The request: Return the entries verbatim and drop every picture.

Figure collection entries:
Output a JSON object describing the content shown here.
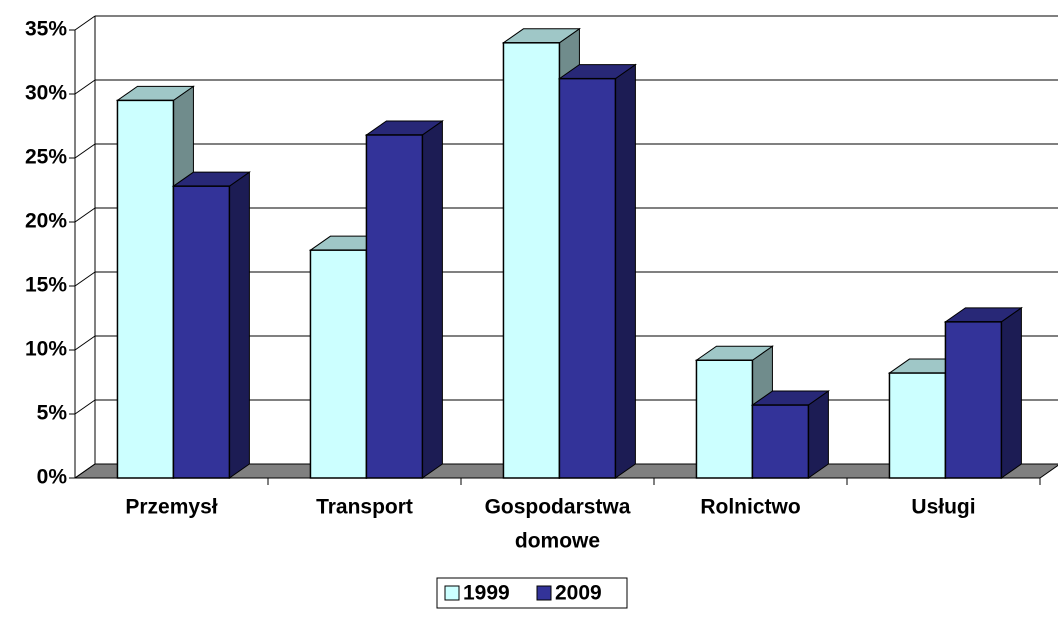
{
  "chart_data": {
    "type": "bar3d",
    "categories": [
      [
        "Przemysł"
      ],
      [
        "Transport"
      ],
      [
        "Gospodarstwa",
        "domowe"
      ],
      [
        "Rolnictwo"
      ],
      [
        "Usługi"
      ]
    ],
    "series": [
      {
        "name": "1999",
        "color": "#ccffff",
        "values": [
          29.5,
          17.8,
          34,
          9.2,
          8.2
        ]
      },
      {
        "name": "2009",
        "color": "#333399",
        "values": [
          22.8,
          26.8,
          31.2,
          5.7,
          12.2
        ]
      }
    ],
    "ylim": [
      0,
      35
    ],
    "yticks": [
      {
        "value": 0,
        "label": "0%"
      },
      {
        "value": 5,
        "label": "5%"
      },
      {
        "value": 10,
        "label": "10%"
      },
      {
        "value": 15,
        "label": "15%"
      },
      {
        "value": 20,
        "label": "20%"
      },
      {
        "value": 25,
        "label": "25%"
      },
      {
        "value": 30,
        "label": "30%"
      },
      {
        "value": 35,
        "label": "35%"
      }
    ],
    "grid": true,
    "legend": "bottom"
  }
}
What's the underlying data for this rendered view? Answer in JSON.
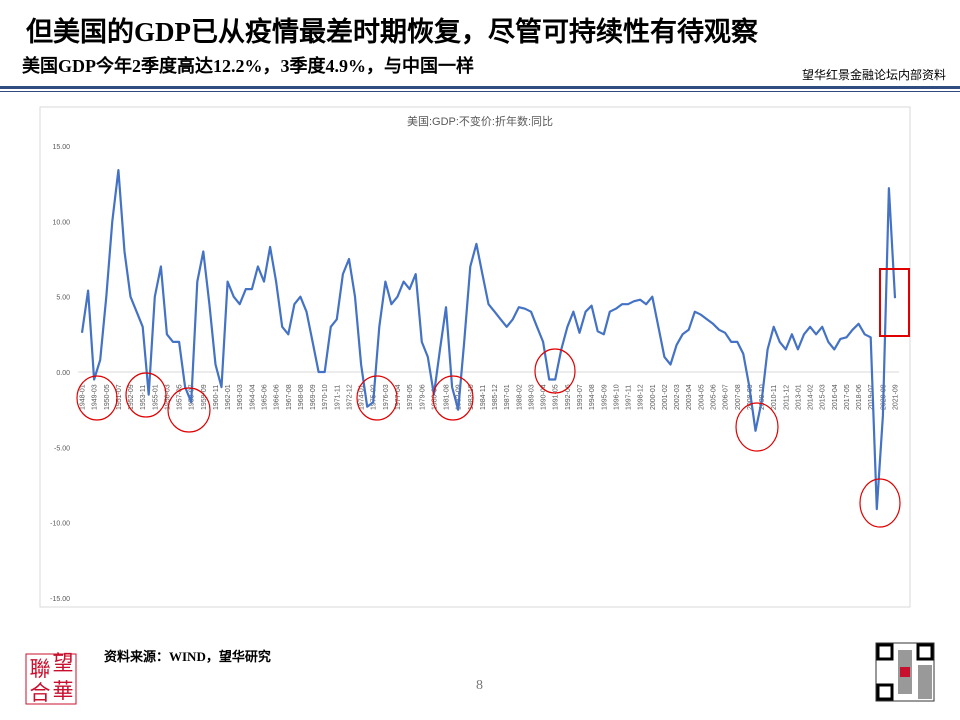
{
  "header": {
    "title": "但美国的GDP已从疫情最差时期恢复，尽管可持续性有待观察",
    "subtitle": "美国GDP今年2季度高达12.2%，3季度4.9%，与中国一样",
    "note": "望华红景金融论坛内部资料"
  },
  "footer": {
    "source": "资料来源：WIND，望华研究",
    "page": "8",
    "logo": [
      "聯",
      "望",
      "合",
      "華"
    ]
  },
  "chart_data": {
    "type": "line",
    "title": "美国:GDP:不变价:折年数:同比",
    "categories": [
      "1948-01",
      null,
      "1949-03",
      null,
      "1950-05",
      null,
      "1951-07",
      null,
      "1952-09",
      null,
      "1953-11",
      null,
      "1955-01",
      null,
      "1956-03",
      null,
      "1957-05",
      null,
      "1958-07",
      null,
      "1959-09",
      null,
      "1960-11",
      null,
      "1962-01",
      null,
      "1963-03",
      null,
      "1964-04",
      null,
      "1965-06",
      null,
      "1966-06",
      null,
      "1967-08",
      null,
      "1968-08",
      null,
      "1969-09",
      null,
      "1970-10",
      null,
      "1971-11",
      null,
      "1972-12",
      null,
      "1974-01",
      null,
      "1975-02",
      null,
      "1976-03",
      null,
      "1977-04",
      null,
      "1978-05",
      null,
      "1979-06",
      null,
      "1980-07",
      null,
      "1981-08",
      null,
      "1982-09",
      null,
      "1983-10",
      null,
      "1984-11",
      null,
      "1985-12",
      null,
      "1987-01",
      null,
      "1988-02",
      null,
      "1989-03",
      null,
      "1990-04",
      null,
      "1991-05",
      null,
      "1992-06",
      null,
      "1993-07",
      null,
      "1994-08",
      null,
      "1995-09",
      null,
      "1996-10",
      null,
      "1997-11",
      null,
      "1998-12",
      null,
      "2000-01",
      null,
      "2001-02",
      null,
      "2002-03",
      null,
      "2003-04",
      null,
      "2004-05",
      null,
      "2005-06",
      null,
      "2006-07",
      null,
      "2007-08",
      null,
      "2008-09",
      null,
      "2009-10",
      null,
      "2010-11",
      null,
      "2011-12",
      null,
      "2013-01",
      null,
      "2014-02",
      null,
      "2015-03",
      null,
      "2016-04",
      null,
      "2017-05",
      null,
      "2018-06",
      null,
      "2019-07",
      null,
      "2020-08",
      null,
      "2021-09"
    ],
    "values": [
      2.6,
      5.4,
      -0.5,
      0.8,
      5,
      10,
      13.4,
      8,
      5,
      4,
      3,
      -1.5,
      5,
      7,
      2.5,
      2,
      2,
      -1,
      -2,
      6,
      8,
      4.5,
      0.5,
      -1,
      6,
      5,
      4.5,
      5.5,
      5.5,
      7,
      6,
      8.3,
      6,
      3,
      2.5,
      4.5,
      5,
      4,
      2,
      0,
      0,
      3,
      3.5,
      6.5,
      7.5,
      5,
      0.5,
      -2.3,
      -2,
      3,
      6,
      4.5,
      5,
      6,
      5.5,
      6.5,
      2,
      1,
      -1.5,
      1.5,
      4.3,
      -1,
      -2.5,
      2,
      7,
      8.5,
      6.5,
      4.5,
      4,
      3.5,
      3,
      3.5,
      4.3,
      4.2,
      4,
      3,
      2,
      -0.5,
      -0.5,
      1.5,
      3,
      4,
      2.6,
      4,
      4.4,
      2.7,
      2.5,
      4,
      4.2,
      4.5,
      4.5,
      4.7,
      4.8,
      4.5,
      5,
      3,
      1,
      0.5,
      1.8,
      2.5,
      2.8,
      4,
      3.8,
      3.5,
      3.2,
      2.8,
      2.6,
      2,
      2,
      1.2,
      -1,
      -3.9,
      -2,
      1.5,
      3,
      2,
      1.5,
      2.5,
      1.5,
      2.5,
      3,
      2.5,
      3,
      2,
      1.5,
      2.2,
      2.3,
      2.8,
      3.2,
      2.5,
      2.3,
      -9.1,
      -2.9,
      12.2,
      4.9
    ],
    "color": "#4472c4",
    "ylim": [
      -15,
      15
    ],
    "yticks": [
      {
        "value": -15,
        "label": "-15.00"
      },
      {
        "value": -10,
        "label": "-10.00"
      },
      {
        "value": -5,
        "label": "-5.00"
      },
      {
        "value": 0,
        "label": "0.00"
      },
      {
        "value": 5,
        "label": "5.00"
      },
      {
        "value": 10,
        "label": "10.00"
      },
      {
        "value": 15,
        "label": "15.00"
      }
    ],
    "grid": false
  }
}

Written answer:
Output a JSON object describing the content shown here.
{
  "chart_data": {
    "type": "bar3d",
    "categories": [
      [
        "Przemysł"
      ],
      [
        "Transport"
      ],
      [
        "Gospodarstwa",
        "domowe"
      ],
      [
        "Rolnictwo"
      ],
      [
        "Usługi"
      ]
    ],
    "series": [
      {
        "name": "1999",
        "color": "#ccffff",
        "values": [
          29.5,
          17.8,
          34,
          9.2,
          8.2
        ]
      },
      {
        "name": "2009",
        "color": "#333399",
        "values": [
          22.8,
          26.8,
          31.2,
          5.7,
          12.2
        ]
      }
    ],
    "ylim": [
      0,
      35
    ],
    "yticks": [
      {
        "value": 0,
        "label": "0%"
      },
      {
        "value": 5,
        "label": "5%"
      },
      {
        "value": 10,
        "label": "10%"
      },
      {
        "value": 15,
        "label": "15%"
      },
      {
        "value": 20,
        "label": "20%"
      },
      {
        "value": 25,
        "label": "25%"
      },
      {
        "value": 30,
        "label": "30%"
      },
      {
        "value": 35,
        "label": "35%"
      }
    ],
    "grid": true,
    "legend": "bottom"
  }
}
What's the underlying data for this rendered view? Answer in JSON.
{
  "header": {
    "title": "但美国的GDP已从疫情最差时期恢复，尽管可持续性有待观察",
    "subtitle": "美国GDP今年2季度高达12.2%，3季度4.9%，与中国一样",
    "note": "望华红景金融论坛内部资料"
  },
  "footer": {
    "source": "资料来源：WIND，望华研究",
    "page": "8",
    "logo": [
      "聯",
      "望",
      "合",
      "華"
    ]
  },
  "chart_data": {
    "type": "line",
    "title": "美国:GDP:不变价:折年数:同比",
    "categories": [
      "1948-01",
      null,
      "1949-03",
      null,
      "1950-05",
      null,
      "1951-07",
      null,
      "1952-09",
      null,
      "1953-11",
      null,
      "1955-01",
      null,
      "1956-03",
      null,
      "1957-05",
      null,
      "1958-07",
      null,
      "1959-09",
      null,
      "1960-11",
      null,
      "1962-01",
      null,
      "1963-03",
      null,
      "1964-04",
      null,
      "1965-06",
      null,
      "1966-06",
      null,
      "1967-08",
      null,
      "1968-08",
      null,
      "1969-09",
      null,
      "1970-10",
      null,
      "1971-11",
      null,
      "1972-12",
      null,
      "1974-01",
      null,
      "1975-02",
      null,
      "1976-03",
      null,
      "1977-04",
      null,
      "1978-05",
      null,
      "1979-06",
      null,
      "1980-07",
      null,
      "1981-08",
      null,
      "1982-09",
      null,
      "1983-10",
      null,
      "1984-11",
      null,
      "1985-12",
      null,
      "1987-01",
      null,
      "1988-02",
      null,
      "1989-03",
      null,
      "1990-04",
      null,
      "1991-05",
      null,
      "1992-06",
      null,
      "1993-07",
      null,
      "1994-08",
      null,
      "1995-09",
      null,
      "1996-10",
      null,
      "1997-11",
      null,
      "1998-12",
      null,
      "2000-01",
      null,
      "2001-02",
      null,
      "2002-03",
      null,
      "2003-04",
      null,
      "2004-05",
      null,
      "2005-06",
      null,
      "2006-07",
      null,
      "2007-08",
      null,
      "2008-09",
      null,
      "2009-10",
      null,
      "2010-11",
      null,
      "2011-12",
      null,
      "2013-01",
      null,
      "2014-02",
      null,
      "2015-03",
      null,
      "2016-04",
      null,
      "2017-05",
      null,
      "2018-06",
      null,
      "2019-07",
      null,
      "2020-08",
      null,
      "2021-09"
    ],
    "values": [
      2.6,
      5.4,
      -0.5,
      0.8,
      5,
      10,
      13.4,
      8,
      5,
      4,
      3,
      -1.5,
      5,
      7,
      2.5,
      2,
      2,
      -1,
      -2,
      6,
      8,
      4.5,
      0.5,
      -1,
      6,
      5,
      4.5,
      5.5,
      5.5,
      7,
      6,
      8.3,
      6,
      3,
      2.5,
      4.5,
      5,
      4,
      2,
      0,
      0,
      3,
      3.5,
      6.5,
      7.5,
      5,
      0.5,
      -2.3,
      -2,
      3,
      6,
      4.5,
      5,
      6,
      5.5,
      6.5,
      2,
      1,
      -1.5,
      1.5,
      4.3,
      -1,
      -2.5,
      2,
      7,
      8.5,
      6.5,
      4.5,
      4,
      3.5,
      3,
      3.5,
      4.3,
      4.2,
      4,
      3,
      2,
      -0.5,
      -0.5,
      1.5,
      3,
      4,
      2.6,
      4,
      4.4,
      2.7,
      2.5,
      4,
      4.2,
      4.5,
      4.5,
      4.7,
      4.8,
      4.5,
      5,
      3,
      1,
      0.5,
      1.8,
      2.5,
      2.8,
      4,
      3.8,
      3.5,
      3.2,
      2.8,
      2.6,
      2,
      2,
      1.2,
      -1,
      -3.9,
      -2,
      1.5,
      3,
      2,
      1.5,
      2.5,
      1.5,
      2.5,
      3,
      2.5,
      3,
      2,
      1.5,
      2.2,
      2.3,
      2.8,
      3.2,
      2.5,
      2.3,
      -9.1,
      -2.9,
      12.2,
      4.9
    ],
    "color": "#4472c4",
    "ylim": [
      -15,
      15
    ],
    "yticks": [
      {
        "value": -15,
        "label": "-15.00"
      },
      {
        "value": -10,
        "label": "-10.00"
      },
      {
        "value": -5,
        "label": "-5.00"
      },
      {
        "value": 0,
        "label": "0.00"
      },
      {
        "value": 5,
        "label": "5.00"
      },
      {
        "value": 10,
        "label": "10.00"
      },
      {
        "value": 15,
        "label": "15.00"
      }
    ],
    "grid": false
  }
}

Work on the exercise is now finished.